• Task
Copy every line from the data below in which the string "marker" can be found.

** START OF Information supplied **

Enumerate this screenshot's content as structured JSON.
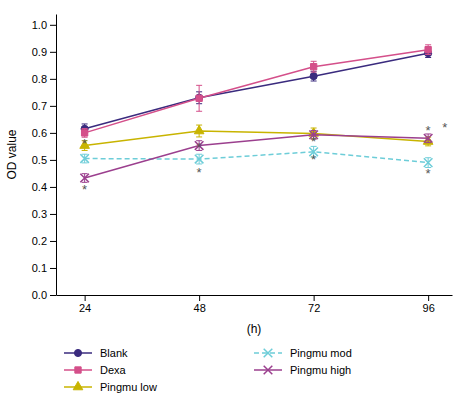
{
  "chart_data": {
    "type": "line",
    "xlabel": "(h)",
    "ylabel": "OD value",
    "x": [
      24,
      48,
      72,
      96
    ],
    "xlim": [
      18,
      101
    ],
    "ylim": [
      0,
      1.04
    ],
    "xticks": [
      24,
      48,
      72,
      96
    ],
    "yticks": [
      {
        "value": 0,
        "label": "0.0"
      },
      0.1,
      0.2,
      0.3,
      0.4,
      0.5,
      0.6,
      0.7,
      0.8,
      0.9,
      {
        "value": 1,
        "label": "1.0"
      }
    ],
    "grid": false,
    "legend": "bottom",
    "series": [
      {
        "name": "Blank",
        "color": "#3a2b7e",
        "marker": "circle",
        "line_style": "solid",
        "values": [
          0.615,
          0.73,
          0.81,
          0.895
        ],
        "errors": [
          0.018,
          0.022,
          0.018,
          0.016
        ]
      },
      {
        "name": "Dexa",
        "color": "#d44f8a",
        "marker": "square",
        "line_style": "solid",
        "values": [
          0.6,
          0.728,
          0.845,
          0.908
        ],
        "errors": [
          0.016,
          0.048,
          0.02,
          0.018
        ]
      },
      {
        "name": "Pingmu low",
        "color": "#c8b400",
        "marker": "triangle",
        "line_style": "solid",
        "values": [
          0.553,
          0.607,
          0.598,
          0.568
        ],
        "errors": [
          0.018,
          0.022,
          0.02,
          0.016
        ]
      },
      {
        "name": "Pingmu mod",
        "color": "#6dcdd8",
        "marker": "x",
        "line_style": "dashed",
        "values": [
          0.505,
          0.503,
          0.53,
          0.49
        ],
        "errors": [
          0.016,
          0.018,
          0.02,
          0.018
        ]
      },
      {
        "name": "Pingmu high",
        "color": "#9b3f8e",
        "marker": "x",
        "line_style": "solid",
        "values": [
          0.433,
          0.553,
          0.593,
          0.58
        ],
        "errors": [
          0.016,
          0.018,
          0.016,
          0.016
        ]
      }
    ],
    "annotations": [
      {
        "x": 24,
        "y": 0.562,
        "text": "*"
      },
      {
        "x": 24,
        "y": 0.39,
        "text": "*"
      },
      {
        "x": 48,
        "y": 0.545,
        "text": "*"
      },
      {
        "x": 48,
        "y": 0.453,
        "text": "*"
      },
      {
        "x": 72,
        "y": 0.567,
        "text": "*"
      },
      {
        "x": 72,
        "y": 0.5,
        "text": "*"
      },
      {
        "x": 96,
        "y": 0.61,
        "text": "*"
      },
      {
        "x": 96,
        "y": 0.45,
        "text": "*"
      },
      {
        "x": 99.5,
        "y": 0.62,
        "text": "*"
      }
    ]
  }
}
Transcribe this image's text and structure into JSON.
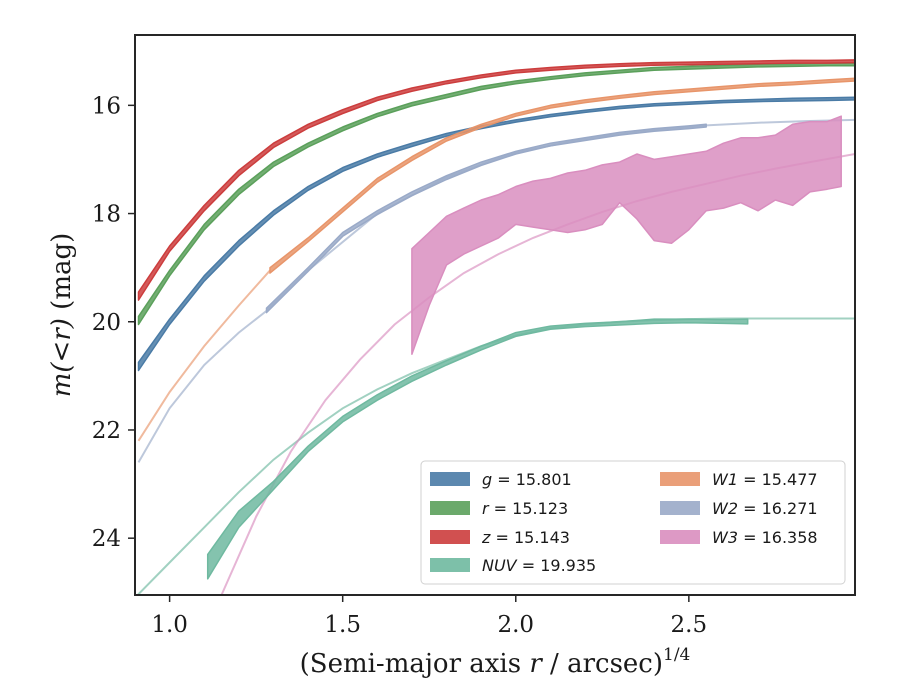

** END OF Information supplied **

• Full response
        "marker": "circle",
        "marker": "square",
        "marker": "triangle",
        "marker": "x",
        "marker": "x",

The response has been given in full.